THE DATA section start

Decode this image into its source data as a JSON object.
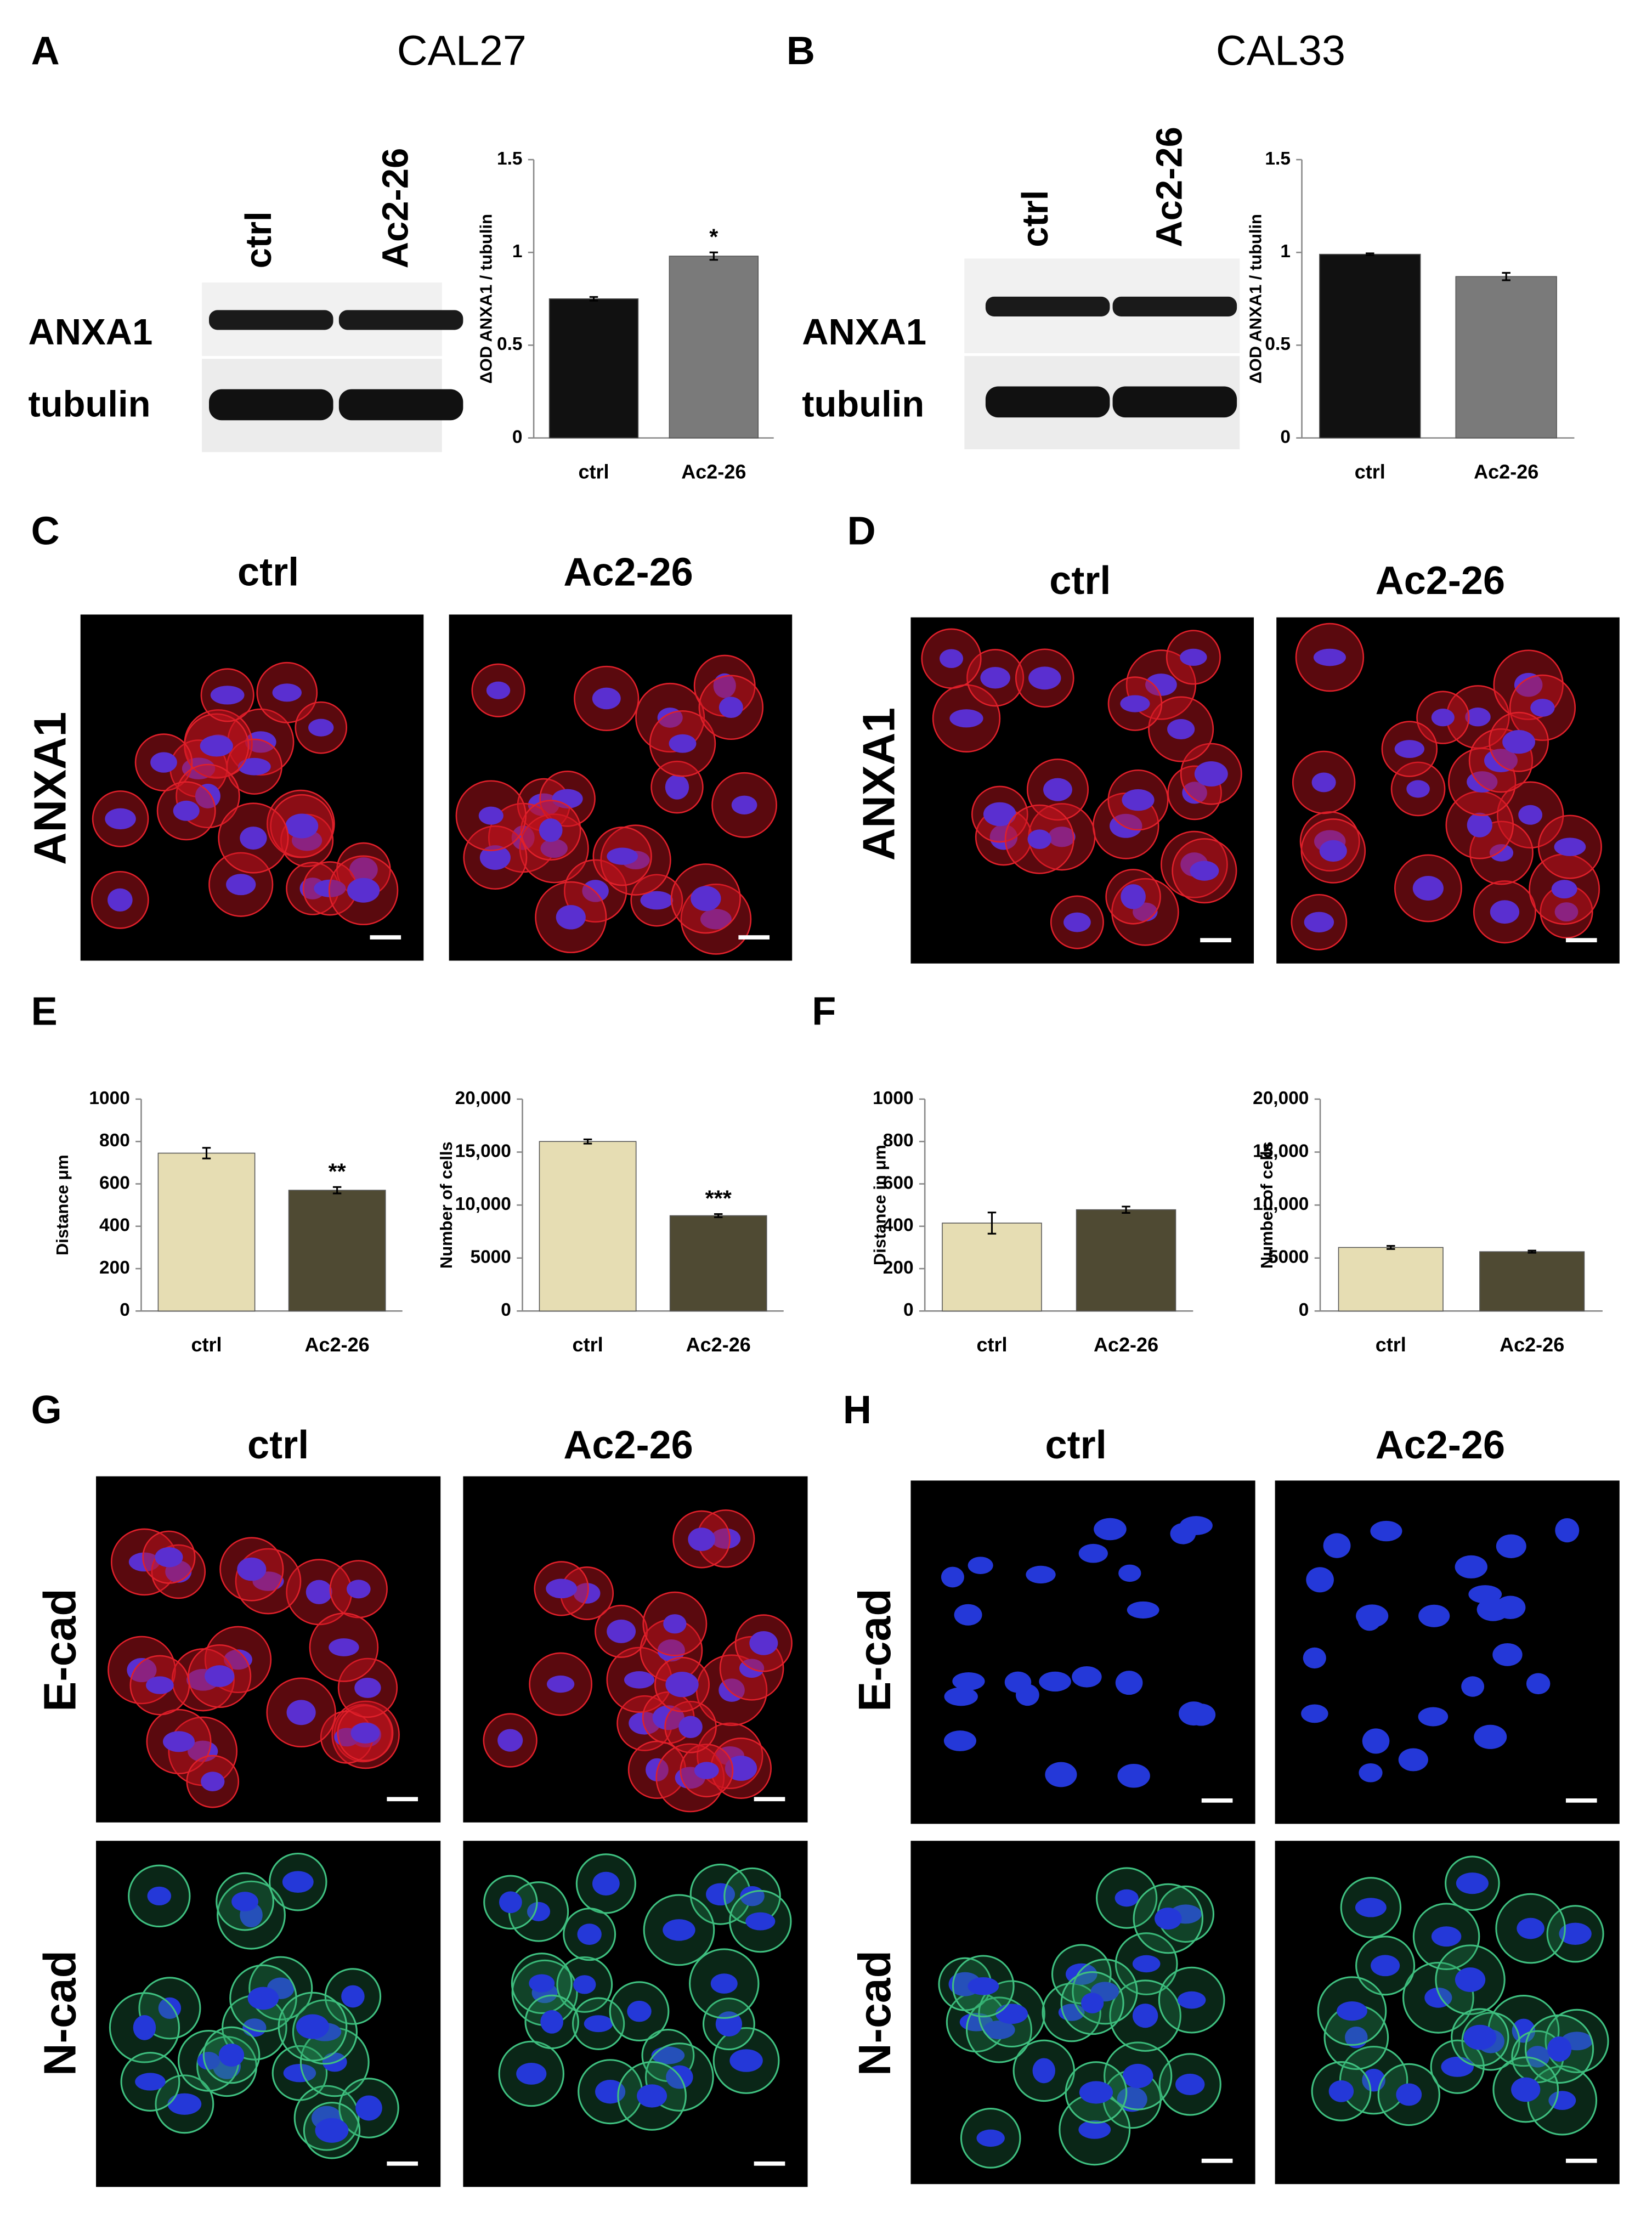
{
  "figure": {
    "labels": [
      "A",
      "B",
      "C",
      "D",
      "E",
      "F",
      "G",
      "H"
    ],
    "blots": [
      {
        "title": "CAL27",
        "lanes": [
          "ctrl",
          "Ac2-26"
        ],
        "rows": [
          "ANXA1",
          "tubulin"
        ]
      },
      {
        "title": "CAL33",
        "lanes": [
          "ctrl",
          "Ac2-26"
        ],
        "rows": [
          "ANXA1",
          "tubulin"
        ]
      }
    ],
    "micrographs": [
      {
        "columns": [
          "ctrl",
          "Ac2-26"
        ],
        "rows": [
          "ANXA1"
        ]
      },
      {
        "columns": [
          "ctrl",
          "Ac2-26"
        ],
        "rows": [
          "ANXA1"
        ]
      },
      {
        "columns": [
          "ctrl",
          "Ac2-26"
        ],
        "rows": [
          "E-cad",
          "N-cad"
        ]
      },
      {
        "columns": [
          "ctrl",
          "Ac2-26"
        ],
        "rows": [
          "E-cad",
          "N-cad"
        ]
      }
    ]
  },
  "chart_data": [
    {
      "type": "bar",
      "y_label": "ΔOD ANXA1 / tubulin",
      "categories": [
        "ctrl",
        "Ac2-26"
      ],
      "values": [
        0.75,
        0.98
      ],
      "errors": [
        0.01,
        0.02
      ],
      "significance": [
        null,
        "*"
      ],
      "colors": [
        "#111111",
        "#7a7a7a"
      ],
      "ylim": [
        0,
        1.5
      ],
      "yticks": [
        0,
        0.5,
        1,
        1.5
      ]
    },
    {
      "type": "bar",
      "y_label": "ΔOD ANXA1 / tubulin",
      "categories": [
        "ctrl",
        "Ac2-26"
      ],
      "values": [
        0.99,
        0.87
      ],
      "errors": [
        0.005,
        0.02
      ],
      "significance": [
        null,
        null
      ],
      "colors": [
        "#111111",
        "#7a7a7a"
      ],
      "ylim": [
        0,
        1.5
      ],
      "yticks": [
        0,
        0.5,
        1,
        1.5
      ]
    },
    {
      "type": "bar",
      "y_label": "Distance μm",
      "categories": [
        "ctrl",
        "Ac2-26"
      ],
      "values": [
        745,
        570
      ],
      "errors": [
        25,
        15
      ],
      "significance": [
        null,
        "**"
      ],
      "colors": [
        "#e6ddb3",
        "#4f4a33"
      ],
      "ylim": [
        0,
        1000
      ],
      "yticks": [
        0,
        200,
        400,
        600,
        800,
        1000
      ]
    },
    {
      "type": "bar",
      "y_label": "Number of cells",
      "categories": [
        "ctrl",
        "Ac2-26"
      ],
      "values": [
        16000,
        9000
      ],
      "errors": [
        200,
        150
      ],
      "significance": [
        null,
        "***"
      ],
      "colors": [
        "#e6ddb3",
        "#4f4a33"
      ],
      "ylim": [
        0,
        20000
      ],
      "yticks": [
        0,
        5000,
        {
          "value": 10000,
          "label": "10,000"
        },
        {
          "value": 15000,
          "label": "15,000"
        },
        {
          "value": 20000,
          "label": "20,000"
        }
      ]
    },
    {
      "type": "bar",
      "y_label": "Distance in μm",
      "categories": [
        "ctrl",
        "Ac2-26"
      ],
      "values": [
        415,
        478
      ],
      "errors": [
        50,
        15
      ],
      "significance": [
        null,
        null
      ],
      "colors": [
        "#e6ddb3",
        "#4f4a33"
      ],
      "ylim": [
        0,
        1000
      ],
      "yticks": [
        0,
        200,
        400,
        600,
        800,
        1000
      ]
    },
    {
      "type": "bar",
      "y_label": "Number of cells",
      "categories": [
        "ctrl",
        "Ac2-26"
      ],
      "values": [
        6000,
        5600
      ],
      "errors": [
        150,
        100
      ],
      "significance": [
        null,
        null
      ],
      "colors": [
        "#e6ddb3",
        "#4f4a33"
      ],
      "ylim": [
        0,
        20000
      ],
      "yticks": [
        0,
        5000,
        {
          "value": 10000,
          "label": "10,000"
        },
        {
          "value": 15000,
          "label": "15,000"
        },
        {
          "value": 20000,
          "label": "20,000"
        }
      ]
    }
  ]
}
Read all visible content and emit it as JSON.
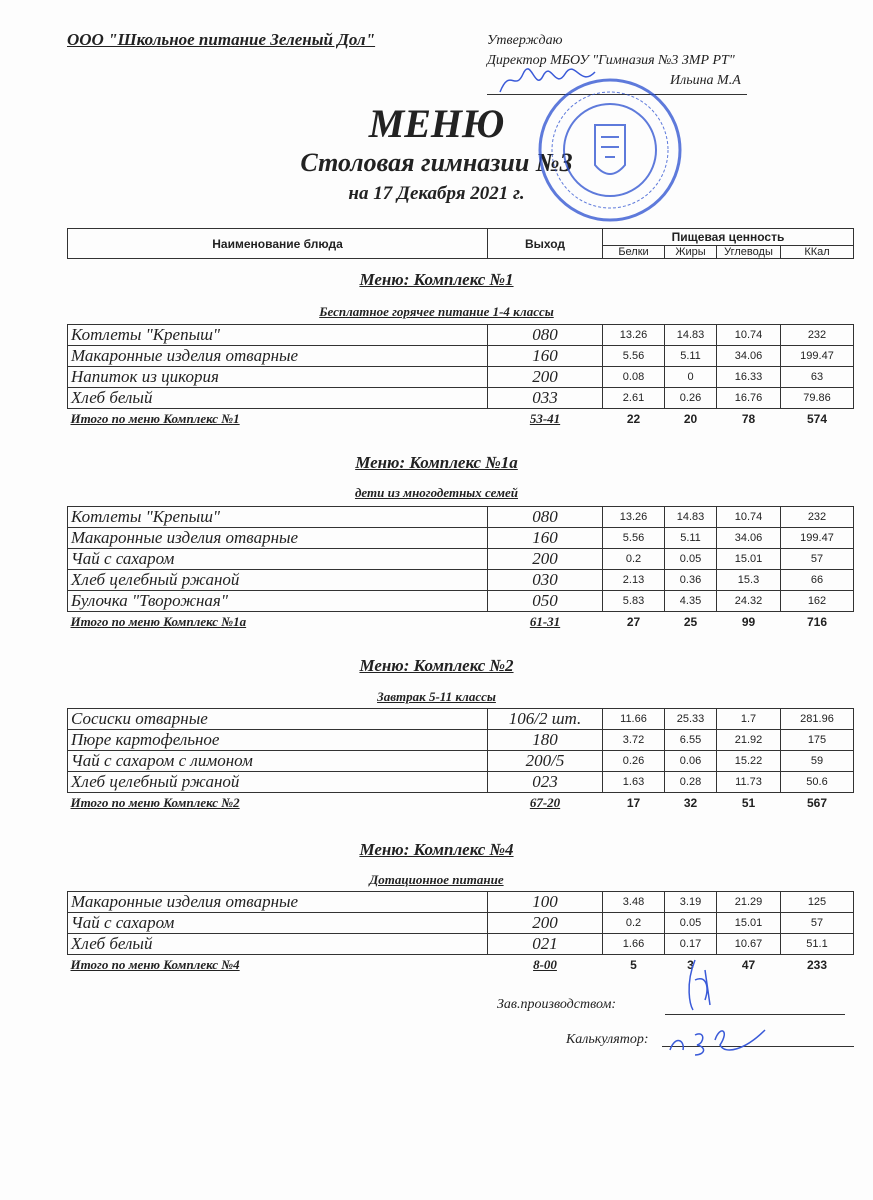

THE DATA section end

All of the entries above should be copied exactly, except for the pictures.

Decode this image into its source data as a JSON object.
{
  "figure": {
    "labels": [
      "A",
      "B",
      "C",
      "D",
      "E",
      "F",
      "G",
      "H"
    ],
    "blots": [
      {
        "title": "CAL27",
        "lanes": [
          "ctrl",
          "Ac2-26"
        ],
        "rows": [
          "ANXA1",
          "tubulin"
        ]
      },
      {
        "title": "CAL33",
        "lanes": [
          "ctrl",
          "Ac2-26"
        ],
        "rows": [
          "ANXA1",
          "tubulin"
        ]
      }
    ],
    "micrographs": [
      {
        "columns": [
          "ctrl",
          "Ac2-26"
        ],
        "rows": [
          "ANXA1"
        ]
      },
      {
        "columns": [
          "ctrl",
          "Ac2-26"
        ],
        "rows": [
          "ANXA1"
        ]
      },
      {
        "columns": [
          "ctrl",
          "Ac2-26"
        ],
        "rows": [
          "E-cad",
          "N-cad"
        ]
      },
      {
        "columns": [
          "ctrl",
          "Ac2-26"
        ],
        "rows": [
          "E-cad",
          "N-cad"
        ]
      }
    ]
  },
  "chart_data": [
    {
      "type": "bar",
      "y_label": "ΔOD ANXA1 / tubulin",
      "categories": [
        "ctrl",
        "Ac2-26"
      ],
      "values": [
        0.75,
        0.98
      ],
      "errors": [
        0.01,
        0.02
      ],
      "significance": [
        null,
        "*"
      ],
      "colors": [
        "#111111",
        "#7a7a7a"
      ],
      "ylim": [
        0,
        1.5
      ],
      "yticks": [
        0,
        0.5,
        1,
        1.5
      ]
    },
    {
      "type": "bar",
      "y_label": "ΔOD ANXA1 / tubulin",
      "categories": [
        "ctrl",
        "Ac2-26"
      ],
      "values": [
        0.99,
        0.87
      ],
      "errors": [
        0.005,
        0.02
      ],
      "significance": [
        null,
        null
      ],
      "colors": [
        "#111111",
        "#7a7a7a"
      ],
      "ylim": [
        0,
        1.5
      ],
      "yticks": [
        0,
        0.5,
        1,
        1.5
      ]
    },
    {
      "type": "bar",
      "y_label": "Distance μm",
      "categories": [
        "ctrl",
        "Ac2-26"
      ],
      "values": [
        745,
        570
      ],
      "errors": [
        25,
        15
      ],
      "significance": [
        null,
        "**"
      ],
      "colors": [
        "#e6ddb3",
        "#4f4a33"
      ],
      "ylim": [
        0,
        1000
      ],
      "yticks": [
        0,
        200,
        400,
        600,
        800,
        1000
      ]
    },
    {
      "type": "bar",
      "y_label": "Number of cells",
      "categories": [
        "ctrl",
        "Ac2-26"
      ],
      "values": [
        16000,
        9000
      ],
      "errors": [
        200,
        150
      ],
      "significance": [
        null,
        "***"
      ],
      "colors": [
        "#e6ddb3",
        "#4f4a33"
      ],
      "ylim": [
        0,
        20000
      ],
      "yticks": [
        0,
        5000,
        {
          "value": 10000,
          "label": "10,000"
        },
        {
          "value": 15000,
          "label": "15,000"
        },
        {
          "value": 20000,
          "label": "20,000"
        }
      ]
    },
    {
      "type": "bar",
      "y_label": "Distance in μm",
      "categories": [
        "ctrl",
        "Ac2-26"
      ],
      "values": [
        415,
        478
      ],
      "errors": [
        50,
        15
      ],
      "significance": [
        null,
        null
      ],
      "colors": [
        "#e6ddb3",
        "#4f4a33"
      ],
      "ylim": [
        0,
        1000
      ],
      "yticks": [
        0,
        200,
        400,
        600,
        800,
        1000
      ]
    },
    {
      "type": "bar",
      "y_label": "Number of cells",
      "categories": [
        "ctrl",
        "Ac2-26"
      ],
      "values": [
        6000,
        5600
      ],
      "errors": [
        150,
        100
      ],
      "significance": [
        null,
        null
      ],
      "colors": [
        "#e6ddb3",
        "#4f4a33"
      ],
      "ylim": [
        0,
        20000
      ],
      "yticks": [
        0,
        5000,
        {
          "value": 10000,
          "label": "10,000"
        },
        {
          "value": 15000,
          "label": "15,000"
        },
        {
          "value": 20000,
          "label": "20,000"
        }
      ]
    }
  ]
}
Read all visible content and emit it as JSON.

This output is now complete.